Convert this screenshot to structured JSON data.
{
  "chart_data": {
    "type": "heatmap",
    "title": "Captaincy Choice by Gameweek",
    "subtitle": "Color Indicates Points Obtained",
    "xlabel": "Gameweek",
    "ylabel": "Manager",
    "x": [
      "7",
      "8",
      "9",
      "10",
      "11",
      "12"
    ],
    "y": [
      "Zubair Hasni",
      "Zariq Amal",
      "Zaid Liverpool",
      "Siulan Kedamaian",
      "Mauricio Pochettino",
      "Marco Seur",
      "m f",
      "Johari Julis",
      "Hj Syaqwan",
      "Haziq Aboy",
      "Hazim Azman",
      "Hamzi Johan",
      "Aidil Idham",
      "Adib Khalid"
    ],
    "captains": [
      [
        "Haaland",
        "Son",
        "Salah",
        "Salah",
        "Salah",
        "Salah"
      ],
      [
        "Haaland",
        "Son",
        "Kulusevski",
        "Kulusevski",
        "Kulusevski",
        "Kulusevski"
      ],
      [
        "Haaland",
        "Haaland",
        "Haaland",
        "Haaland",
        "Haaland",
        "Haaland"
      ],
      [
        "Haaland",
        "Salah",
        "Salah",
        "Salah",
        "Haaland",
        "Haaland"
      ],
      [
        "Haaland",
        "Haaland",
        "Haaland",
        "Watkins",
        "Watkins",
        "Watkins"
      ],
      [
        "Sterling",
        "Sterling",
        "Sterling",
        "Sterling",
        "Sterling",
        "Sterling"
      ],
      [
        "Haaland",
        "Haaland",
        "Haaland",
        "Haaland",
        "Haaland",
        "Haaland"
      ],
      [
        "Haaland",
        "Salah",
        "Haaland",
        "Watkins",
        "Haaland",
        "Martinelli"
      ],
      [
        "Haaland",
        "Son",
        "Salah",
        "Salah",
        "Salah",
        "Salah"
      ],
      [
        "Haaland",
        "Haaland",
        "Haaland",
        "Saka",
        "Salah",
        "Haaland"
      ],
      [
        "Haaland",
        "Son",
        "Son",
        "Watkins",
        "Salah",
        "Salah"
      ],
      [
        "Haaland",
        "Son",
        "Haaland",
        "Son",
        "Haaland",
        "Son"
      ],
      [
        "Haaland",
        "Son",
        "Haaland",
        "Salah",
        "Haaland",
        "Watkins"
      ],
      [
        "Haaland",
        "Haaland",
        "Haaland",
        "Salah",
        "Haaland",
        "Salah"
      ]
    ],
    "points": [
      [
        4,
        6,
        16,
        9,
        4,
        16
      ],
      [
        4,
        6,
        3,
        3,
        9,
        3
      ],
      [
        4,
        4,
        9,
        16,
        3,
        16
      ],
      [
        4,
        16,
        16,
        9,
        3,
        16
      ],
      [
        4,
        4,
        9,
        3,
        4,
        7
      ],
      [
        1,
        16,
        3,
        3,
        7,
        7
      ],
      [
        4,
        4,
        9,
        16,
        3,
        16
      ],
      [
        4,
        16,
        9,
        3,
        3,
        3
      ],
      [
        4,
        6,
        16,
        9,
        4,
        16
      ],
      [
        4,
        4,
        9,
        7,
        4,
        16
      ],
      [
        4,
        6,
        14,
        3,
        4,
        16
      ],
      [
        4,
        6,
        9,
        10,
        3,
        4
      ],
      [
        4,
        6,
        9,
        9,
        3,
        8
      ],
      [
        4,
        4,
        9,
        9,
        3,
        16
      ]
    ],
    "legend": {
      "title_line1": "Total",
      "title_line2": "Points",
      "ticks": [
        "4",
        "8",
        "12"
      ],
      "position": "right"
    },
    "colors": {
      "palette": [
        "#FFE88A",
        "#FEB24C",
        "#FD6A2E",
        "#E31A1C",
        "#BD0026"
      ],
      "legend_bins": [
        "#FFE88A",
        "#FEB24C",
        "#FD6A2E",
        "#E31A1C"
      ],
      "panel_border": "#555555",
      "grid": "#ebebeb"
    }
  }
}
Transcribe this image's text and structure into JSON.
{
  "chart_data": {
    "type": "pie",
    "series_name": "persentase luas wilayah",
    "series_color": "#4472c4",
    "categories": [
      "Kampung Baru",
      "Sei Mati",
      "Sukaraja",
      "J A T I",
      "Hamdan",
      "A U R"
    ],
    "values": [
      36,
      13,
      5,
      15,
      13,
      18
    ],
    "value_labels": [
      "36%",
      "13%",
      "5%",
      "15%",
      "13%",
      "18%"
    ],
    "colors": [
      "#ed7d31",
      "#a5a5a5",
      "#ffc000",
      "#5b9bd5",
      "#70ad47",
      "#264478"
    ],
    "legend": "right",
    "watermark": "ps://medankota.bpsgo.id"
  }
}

§ Directions
Write an exact transcription of every entry above.

§ Answer in full
Convert this screenshot to structured JSON data.
{
  "chart_data": {
    "type": "heatmap",
    "title": "Captaincy Choice by Gameweek",
    "subtitle": "Color Indicates Points Obtained",
    "xlabel": "Gameweek",
    "ylabel": "Manager",
    "x": [
      "7",
      "8",
      "9",
      "10",
      "11",
      "12"
    ],
    "y": [
      "Zubair Hasni",
      "Zariq Amal",
      "Zaid Liverpool",
      "Siulan Kedamaian",
      "Mauricio Pochettino",
      "Marco Seur",
      "m f",
      "Johari Julis",
      "Hj Syaqwan",
      "Haziq Aboy",
      "Hazim Azman",
      "Hamzi Johan",
      "Aidil Idham",
      "Adib Khalid"
    ],
    "captains": [
      [
        "Haaland",
        "Son",
        "Salah",
        "Salah",
        "Salah",
        "Salah"
      ],
      [
        "Haaland",
        "Son",
        "Kulusevski",
        "Kulusevski",
        "Kulusevski",
        "Kulusevski"
      ],
      [
        "Haaland",
        "Haaland",
        "Haaland",
        "Haaland",
        "Haaland",
        "Haaland"
      ],
      [
        "Haaland",
        "Salah",
        "Salah",
        "Salah",
        "Haaland",
        "Haaland"
      ],
      [
        "Haaland",
        "Haaland",
        "Haaland",
        "Watkins",
        "Watkins",
        "Watkins"
      ],
      [
        "Sterling",
        "Sterling",
        "Sterling",
        "Sterling",
        "Sterling",
        "Sterling"
      ],
      [
        "Haaland",
        "Haaland",
        "Haaland",
        "Haaland",
        "Haaland",
        "Haaland"
      ],
      [
        "Haaland",
        "Salah",
        "Haaland",
        "Watkins",
        "Haaland",
        "Martinelli"
      ],
      [
        "Haaland",
        "Son",
        "Salah",
        "Salah",
        "Salah",
        "Salah"
      ],
      [
        "Haaland",
        "Haaland",
        "Haaland",
        "Saka",
        "Salah",
        "Haaland"
      ],
      [
        "Haaland",
        "Son",
        "Son",
        "Watkins",
        "Salah",
        "Salah"
      ],
      [
        "Haaland",
        "Son",
        "Haaland",
        "Son",
        "Haaland",
        "Son"
      ],
      [
        "Haaland",
        "Son",
        "Haaland",
        "Salah",
        "Haaland",
        "Watkins"
      ],
      [
        "Haaland",
        "Haaland",
        "Haaland",
        "Salah",
        "Haaland",
        "Salah"
      ]
    ],
    "points": [
      [
        4,
        6,
        16,
        9,
        4,
        16
      ],
      [
        4,
        6,
        3,
        3,
        9,
        3
      ],
      [
        4,
        4,
        9,
        16,
        3,
        16
      ],
      [
        4,
        16,
        16,
        9,
        3,
        16
      ],
      [
        4,
        4,
        9,
        3,
        4,
        7
      ],
      [
        1,
        16,
        3,
        3,
        7,
        7
      ],
      [
        4,
        4,
        9,
        16,
        3,
        16
      ],
      [
        4,
        16,
        9,
        3,
        3,
        3
      ],
      [
        4,
        6,
        16,
        9,
        4,
        16
      ],
      [
        4,
        4,
        9,
        7,
        4,
        16
      ],
      [
        4,
        6,
        14,
        3,
        4,
        16
      ],
      [
        4,
        6,
        9,
        10,
        3,
        4
      ],
      [
        4,
        6,
        9,
        9,
        3,
        8
      ],
      [
        4,
        4,
        9,
        9,
        3,
        16
      ]
    ],
    "legend": {
      "title_line1": "Total",
      "title_line2": "Points",
      "ticks": [
        "4",
        "8",
        "12"
      ],
      "position": "right"
    },
    "colors": {
      "palette": [
        "#FFE88A",
        "#FEB24C",
        "#FD6A2E",
        "#E31A1C",
        "#BD0026"
      ],
      "legend_bins": [
        "#FFE88A",
        "#FEB24C",
        "#FD6A2E",
        "#E31A1C"
      ],
      "panel_border": "#555555",
      "grid": "#ebebeb"
    }
  }
}
Transcribe this image's text and structure into JSON.
{
  "chart_data": {
    "type": "pie",
    "series_name": "persentase luas wilayah",
    "series_color": "#4472c4",
    "categories": [
      "Kampung Baru",
      "Sei Mati",
      "Sukaraja",
      "J A T I",
      "Hamdan",
      "A U R"
    ],
    "values": [
      36,
      13,
      5,
      15,
      13,
      18
    ],
    "value_labels": [
      "36%",
      "13%",
      "5%",
      "15%",
      "13%",
      "18%"
    ],
    "colors": [
      "#ed7d31",
      "#a5a5a5",
      "#ffc000",
      "#5b9bd5",
      "#70ad47",
      "#264478"
    ],
    "legend": "right",
    "watermark": "ps://medankota.bpsgo.id"
  }
}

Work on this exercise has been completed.